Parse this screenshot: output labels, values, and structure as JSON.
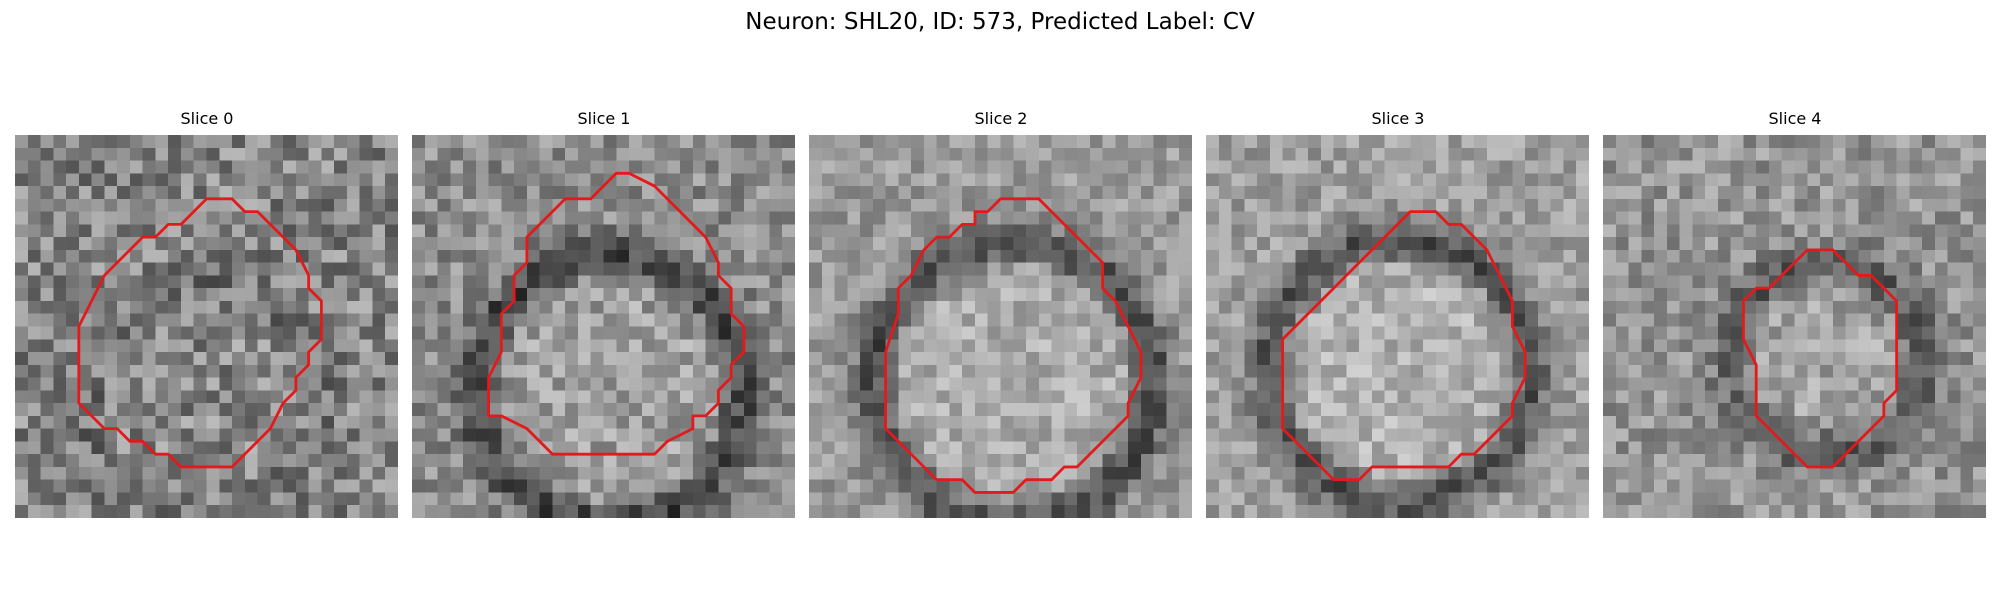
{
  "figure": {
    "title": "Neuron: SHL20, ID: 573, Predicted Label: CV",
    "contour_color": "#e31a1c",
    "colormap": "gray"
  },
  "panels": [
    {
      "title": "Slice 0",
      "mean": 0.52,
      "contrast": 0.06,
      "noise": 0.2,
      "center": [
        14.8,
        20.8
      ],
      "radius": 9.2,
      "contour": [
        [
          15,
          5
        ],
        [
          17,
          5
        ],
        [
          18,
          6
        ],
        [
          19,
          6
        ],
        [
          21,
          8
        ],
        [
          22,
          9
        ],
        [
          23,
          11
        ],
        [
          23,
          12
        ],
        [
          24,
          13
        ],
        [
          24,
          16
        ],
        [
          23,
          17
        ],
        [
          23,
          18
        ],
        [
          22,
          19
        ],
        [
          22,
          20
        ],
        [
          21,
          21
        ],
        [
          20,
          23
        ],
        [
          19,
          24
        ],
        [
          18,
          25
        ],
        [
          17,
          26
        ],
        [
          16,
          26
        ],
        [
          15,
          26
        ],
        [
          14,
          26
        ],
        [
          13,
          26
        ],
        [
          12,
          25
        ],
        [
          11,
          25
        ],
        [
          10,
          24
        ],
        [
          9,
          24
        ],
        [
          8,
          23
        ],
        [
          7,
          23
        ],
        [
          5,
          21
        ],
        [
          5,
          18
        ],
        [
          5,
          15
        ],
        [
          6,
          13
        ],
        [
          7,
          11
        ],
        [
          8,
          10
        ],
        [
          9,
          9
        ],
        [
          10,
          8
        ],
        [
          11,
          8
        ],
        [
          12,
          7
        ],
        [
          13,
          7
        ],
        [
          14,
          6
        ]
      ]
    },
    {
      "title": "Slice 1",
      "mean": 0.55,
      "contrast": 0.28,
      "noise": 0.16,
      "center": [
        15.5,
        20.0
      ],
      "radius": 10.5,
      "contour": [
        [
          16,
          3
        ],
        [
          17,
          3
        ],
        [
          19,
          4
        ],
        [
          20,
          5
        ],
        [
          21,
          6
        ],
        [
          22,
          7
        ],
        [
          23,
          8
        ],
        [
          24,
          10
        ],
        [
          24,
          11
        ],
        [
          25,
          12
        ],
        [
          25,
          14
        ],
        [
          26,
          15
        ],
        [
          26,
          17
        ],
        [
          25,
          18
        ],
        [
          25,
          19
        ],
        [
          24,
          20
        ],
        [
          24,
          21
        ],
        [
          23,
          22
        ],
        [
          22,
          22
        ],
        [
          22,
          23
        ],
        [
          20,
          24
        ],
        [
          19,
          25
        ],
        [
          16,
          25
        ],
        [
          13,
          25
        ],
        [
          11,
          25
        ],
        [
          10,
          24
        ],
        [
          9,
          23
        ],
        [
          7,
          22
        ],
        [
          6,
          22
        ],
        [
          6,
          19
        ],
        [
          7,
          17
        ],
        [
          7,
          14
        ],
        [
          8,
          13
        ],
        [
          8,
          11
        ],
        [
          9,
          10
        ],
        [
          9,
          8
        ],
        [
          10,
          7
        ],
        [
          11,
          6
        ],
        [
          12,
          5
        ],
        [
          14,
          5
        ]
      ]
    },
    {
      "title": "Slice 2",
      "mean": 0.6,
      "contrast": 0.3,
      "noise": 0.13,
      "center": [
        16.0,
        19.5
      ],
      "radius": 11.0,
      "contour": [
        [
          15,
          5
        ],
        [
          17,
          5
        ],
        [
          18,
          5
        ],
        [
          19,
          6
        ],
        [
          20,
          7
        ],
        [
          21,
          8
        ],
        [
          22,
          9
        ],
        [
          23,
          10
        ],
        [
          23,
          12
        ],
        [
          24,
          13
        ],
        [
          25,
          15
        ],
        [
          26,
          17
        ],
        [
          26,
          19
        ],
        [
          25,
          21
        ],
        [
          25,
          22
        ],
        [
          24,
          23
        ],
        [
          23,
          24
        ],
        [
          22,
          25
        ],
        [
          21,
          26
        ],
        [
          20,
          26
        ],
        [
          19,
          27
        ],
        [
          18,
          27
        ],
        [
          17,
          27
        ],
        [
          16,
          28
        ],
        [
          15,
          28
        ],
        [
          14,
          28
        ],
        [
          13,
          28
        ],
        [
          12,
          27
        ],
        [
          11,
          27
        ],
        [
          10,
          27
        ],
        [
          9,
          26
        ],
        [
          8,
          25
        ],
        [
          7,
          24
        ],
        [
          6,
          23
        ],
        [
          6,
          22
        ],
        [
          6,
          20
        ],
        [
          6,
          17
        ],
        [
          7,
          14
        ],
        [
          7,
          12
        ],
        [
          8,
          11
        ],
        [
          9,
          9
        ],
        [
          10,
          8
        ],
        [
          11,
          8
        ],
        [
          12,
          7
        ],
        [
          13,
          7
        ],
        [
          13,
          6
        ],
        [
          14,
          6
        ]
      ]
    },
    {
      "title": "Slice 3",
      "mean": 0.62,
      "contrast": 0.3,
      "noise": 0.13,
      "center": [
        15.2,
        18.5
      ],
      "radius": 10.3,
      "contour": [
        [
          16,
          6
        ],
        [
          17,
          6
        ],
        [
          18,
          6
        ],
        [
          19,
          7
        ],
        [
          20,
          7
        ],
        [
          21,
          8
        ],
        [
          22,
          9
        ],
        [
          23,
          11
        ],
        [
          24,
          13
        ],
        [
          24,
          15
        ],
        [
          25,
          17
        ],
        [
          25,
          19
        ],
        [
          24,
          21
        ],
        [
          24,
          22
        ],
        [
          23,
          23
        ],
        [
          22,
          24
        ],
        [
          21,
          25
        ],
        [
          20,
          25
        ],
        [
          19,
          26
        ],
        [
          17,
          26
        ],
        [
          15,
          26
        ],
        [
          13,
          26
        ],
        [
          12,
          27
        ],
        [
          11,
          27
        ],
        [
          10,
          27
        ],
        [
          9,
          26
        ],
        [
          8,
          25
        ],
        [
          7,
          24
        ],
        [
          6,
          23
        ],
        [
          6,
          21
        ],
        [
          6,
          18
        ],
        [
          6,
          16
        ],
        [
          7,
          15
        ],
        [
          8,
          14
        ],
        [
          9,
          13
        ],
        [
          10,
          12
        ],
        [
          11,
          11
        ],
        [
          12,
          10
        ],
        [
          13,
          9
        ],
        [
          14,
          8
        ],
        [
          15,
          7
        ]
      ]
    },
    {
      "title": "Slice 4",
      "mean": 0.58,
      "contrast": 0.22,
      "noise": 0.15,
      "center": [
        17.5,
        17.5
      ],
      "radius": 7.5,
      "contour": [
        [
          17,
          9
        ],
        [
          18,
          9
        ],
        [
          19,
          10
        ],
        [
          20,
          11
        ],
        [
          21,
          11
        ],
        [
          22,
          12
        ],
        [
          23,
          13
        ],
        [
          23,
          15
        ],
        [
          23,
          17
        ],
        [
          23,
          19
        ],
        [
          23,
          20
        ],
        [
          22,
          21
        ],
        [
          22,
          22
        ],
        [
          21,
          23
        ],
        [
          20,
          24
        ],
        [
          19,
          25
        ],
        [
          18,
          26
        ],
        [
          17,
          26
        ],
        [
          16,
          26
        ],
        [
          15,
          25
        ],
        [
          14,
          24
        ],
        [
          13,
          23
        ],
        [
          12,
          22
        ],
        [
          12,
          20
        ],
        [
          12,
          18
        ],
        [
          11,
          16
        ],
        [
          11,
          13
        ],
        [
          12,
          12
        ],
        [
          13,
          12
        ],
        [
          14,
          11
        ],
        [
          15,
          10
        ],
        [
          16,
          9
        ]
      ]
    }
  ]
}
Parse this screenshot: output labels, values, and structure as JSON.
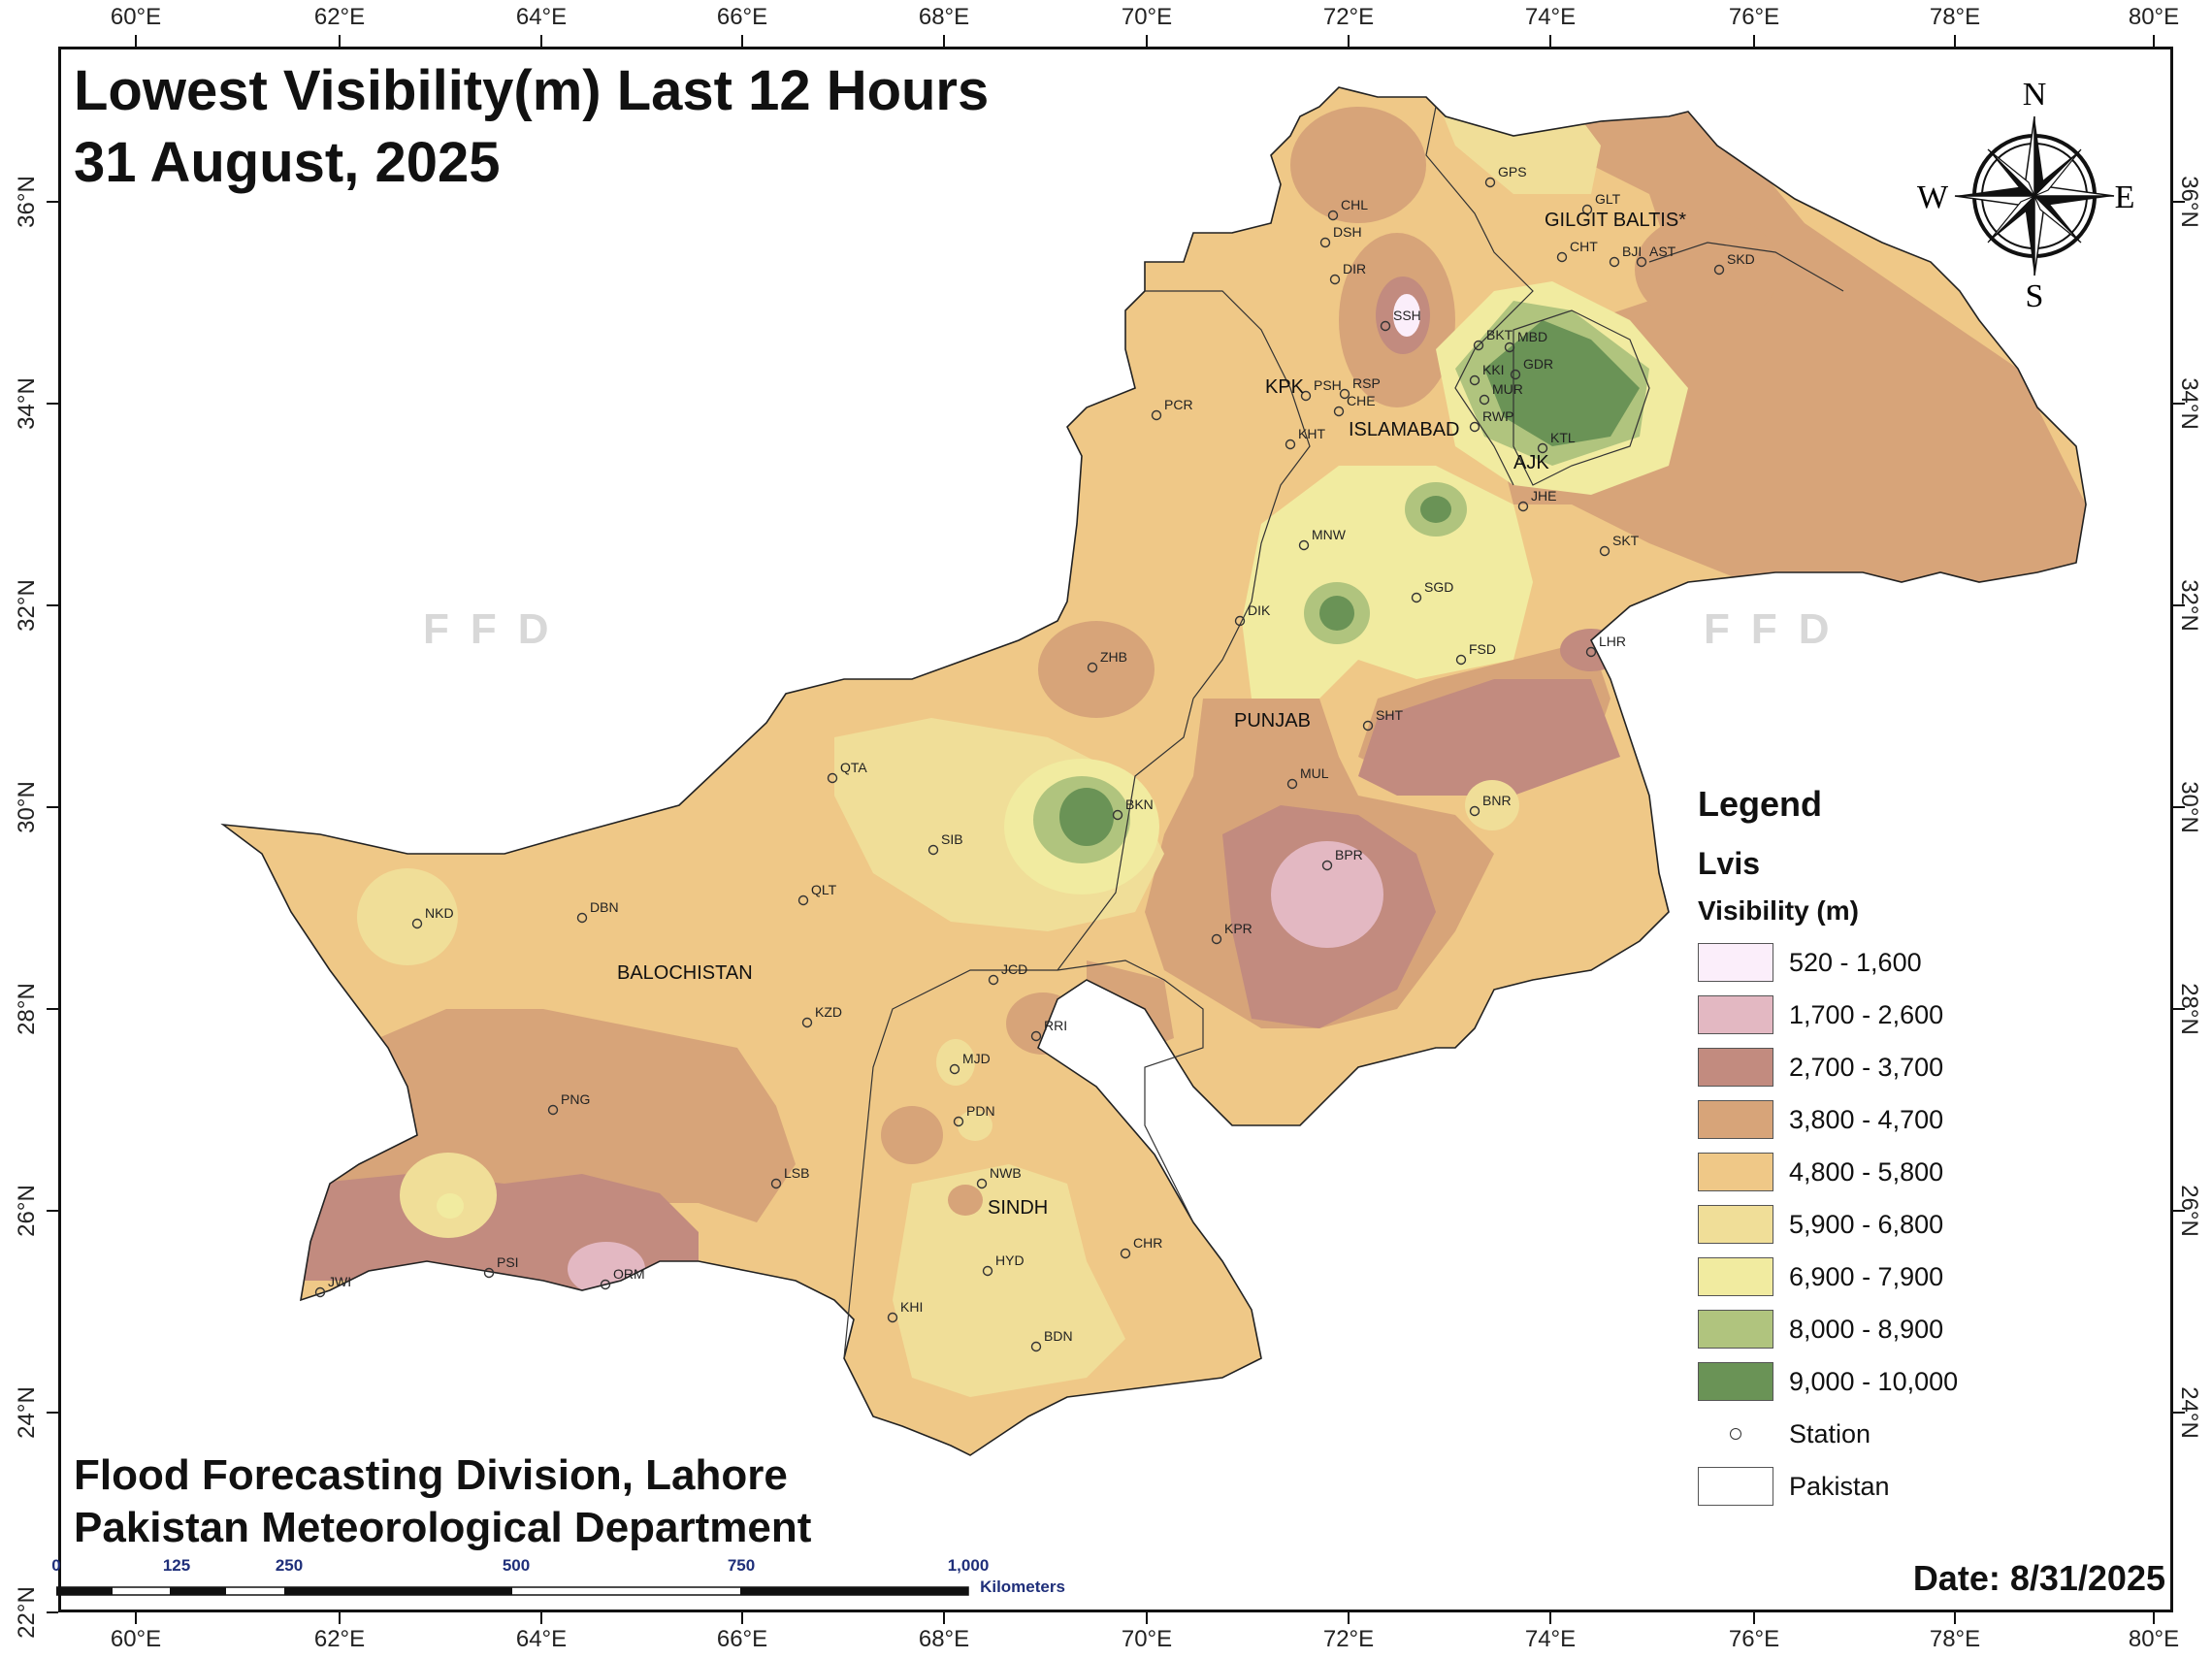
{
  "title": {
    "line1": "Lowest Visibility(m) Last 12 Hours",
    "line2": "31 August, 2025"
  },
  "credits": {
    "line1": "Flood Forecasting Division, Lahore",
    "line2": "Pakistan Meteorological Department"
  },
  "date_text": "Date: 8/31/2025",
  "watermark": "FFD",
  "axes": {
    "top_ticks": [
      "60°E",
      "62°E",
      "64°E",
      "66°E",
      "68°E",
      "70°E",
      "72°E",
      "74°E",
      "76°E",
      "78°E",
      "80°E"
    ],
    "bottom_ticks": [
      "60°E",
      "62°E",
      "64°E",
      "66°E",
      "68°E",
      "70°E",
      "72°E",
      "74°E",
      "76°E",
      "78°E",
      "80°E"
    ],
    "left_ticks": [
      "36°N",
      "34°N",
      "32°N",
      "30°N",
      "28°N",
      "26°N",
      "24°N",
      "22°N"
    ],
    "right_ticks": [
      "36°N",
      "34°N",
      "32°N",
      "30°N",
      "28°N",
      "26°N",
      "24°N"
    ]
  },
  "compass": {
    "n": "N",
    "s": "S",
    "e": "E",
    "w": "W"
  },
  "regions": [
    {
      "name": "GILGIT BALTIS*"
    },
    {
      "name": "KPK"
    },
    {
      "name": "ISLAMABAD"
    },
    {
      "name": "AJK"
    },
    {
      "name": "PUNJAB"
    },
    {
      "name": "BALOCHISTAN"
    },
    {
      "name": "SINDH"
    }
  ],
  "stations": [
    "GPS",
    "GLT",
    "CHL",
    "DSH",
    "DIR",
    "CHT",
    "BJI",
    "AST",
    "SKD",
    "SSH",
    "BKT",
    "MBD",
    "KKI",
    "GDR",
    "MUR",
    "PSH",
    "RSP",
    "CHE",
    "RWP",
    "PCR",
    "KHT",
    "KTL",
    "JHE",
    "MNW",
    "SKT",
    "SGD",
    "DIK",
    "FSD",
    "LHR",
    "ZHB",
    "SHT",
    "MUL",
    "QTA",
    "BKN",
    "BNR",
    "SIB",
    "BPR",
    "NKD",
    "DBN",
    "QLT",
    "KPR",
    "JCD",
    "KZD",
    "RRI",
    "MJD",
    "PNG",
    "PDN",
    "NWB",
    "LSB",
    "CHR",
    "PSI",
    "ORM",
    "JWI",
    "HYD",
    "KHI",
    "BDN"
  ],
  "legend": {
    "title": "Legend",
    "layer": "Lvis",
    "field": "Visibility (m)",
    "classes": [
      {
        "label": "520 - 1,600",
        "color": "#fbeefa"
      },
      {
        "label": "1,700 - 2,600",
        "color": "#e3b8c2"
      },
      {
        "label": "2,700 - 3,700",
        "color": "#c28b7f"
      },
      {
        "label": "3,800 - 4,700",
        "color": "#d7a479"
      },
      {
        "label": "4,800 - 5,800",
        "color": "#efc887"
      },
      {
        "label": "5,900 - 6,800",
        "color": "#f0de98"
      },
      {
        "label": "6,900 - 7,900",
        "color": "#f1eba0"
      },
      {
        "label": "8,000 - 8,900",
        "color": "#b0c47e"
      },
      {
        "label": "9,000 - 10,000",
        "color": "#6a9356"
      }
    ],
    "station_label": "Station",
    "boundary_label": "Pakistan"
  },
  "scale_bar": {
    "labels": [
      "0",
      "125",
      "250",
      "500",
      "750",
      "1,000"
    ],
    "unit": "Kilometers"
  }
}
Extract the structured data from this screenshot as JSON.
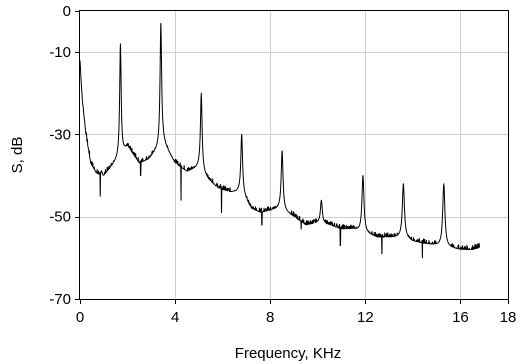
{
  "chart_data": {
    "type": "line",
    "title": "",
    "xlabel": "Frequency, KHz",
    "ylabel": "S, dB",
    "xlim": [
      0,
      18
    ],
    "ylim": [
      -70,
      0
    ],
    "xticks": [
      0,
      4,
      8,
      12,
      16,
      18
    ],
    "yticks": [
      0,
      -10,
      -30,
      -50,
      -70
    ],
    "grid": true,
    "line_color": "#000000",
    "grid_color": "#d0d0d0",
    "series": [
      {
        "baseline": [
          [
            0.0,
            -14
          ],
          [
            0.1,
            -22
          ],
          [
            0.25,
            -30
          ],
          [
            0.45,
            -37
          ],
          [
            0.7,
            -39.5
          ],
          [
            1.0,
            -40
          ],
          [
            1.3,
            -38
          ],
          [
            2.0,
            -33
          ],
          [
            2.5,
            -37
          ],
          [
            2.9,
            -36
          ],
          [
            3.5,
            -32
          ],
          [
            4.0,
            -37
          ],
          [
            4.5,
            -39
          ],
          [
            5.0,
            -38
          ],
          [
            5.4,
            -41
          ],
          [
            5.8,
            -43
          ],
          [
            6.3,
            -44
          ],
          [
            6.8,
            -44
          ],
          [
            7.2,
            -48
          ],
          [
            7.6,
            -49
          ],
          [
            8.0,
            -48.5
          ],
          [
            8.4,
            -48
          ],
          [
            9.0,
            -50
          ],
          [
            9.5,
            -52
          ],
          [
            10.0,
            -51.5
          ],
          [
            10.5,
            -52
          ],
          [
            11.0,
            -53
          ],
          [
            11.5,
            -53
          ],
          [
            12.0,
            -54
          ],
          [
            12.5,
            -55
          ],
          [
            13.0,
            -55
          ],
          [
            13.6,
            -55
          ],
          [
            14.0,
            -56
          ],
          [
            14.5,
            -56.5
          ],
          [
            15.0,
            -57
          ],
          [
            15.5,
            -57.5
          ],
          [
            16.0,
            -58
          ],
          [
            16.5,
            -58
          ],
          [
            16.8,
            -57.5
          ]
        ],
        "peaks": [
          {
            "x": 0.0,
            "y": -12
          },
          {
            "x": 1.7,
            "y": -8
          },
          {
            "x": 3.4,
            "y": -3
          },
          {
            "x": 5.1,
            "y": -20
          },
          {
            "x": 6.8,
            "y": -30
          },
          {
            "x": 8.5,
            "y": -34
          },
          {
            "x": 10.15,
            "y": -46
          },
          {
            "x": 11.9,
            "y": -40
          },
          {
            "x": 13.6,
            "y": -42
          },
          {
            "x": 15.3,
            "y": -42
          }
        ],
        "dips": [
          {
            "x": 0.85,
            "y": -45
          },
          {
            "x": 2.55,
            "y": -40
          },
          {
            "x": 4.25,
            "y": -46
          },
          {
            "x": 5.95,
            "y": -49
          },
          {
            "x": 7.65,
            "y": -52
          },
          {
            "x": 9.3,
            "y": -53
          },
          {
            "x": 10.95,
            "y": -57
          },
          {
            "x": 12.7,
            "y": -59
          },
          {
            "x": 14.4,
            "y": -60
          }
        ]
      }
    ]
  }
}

-*-

Task instructions – Return solely the number of lines in the data that include the word "radius".

Task solution – 5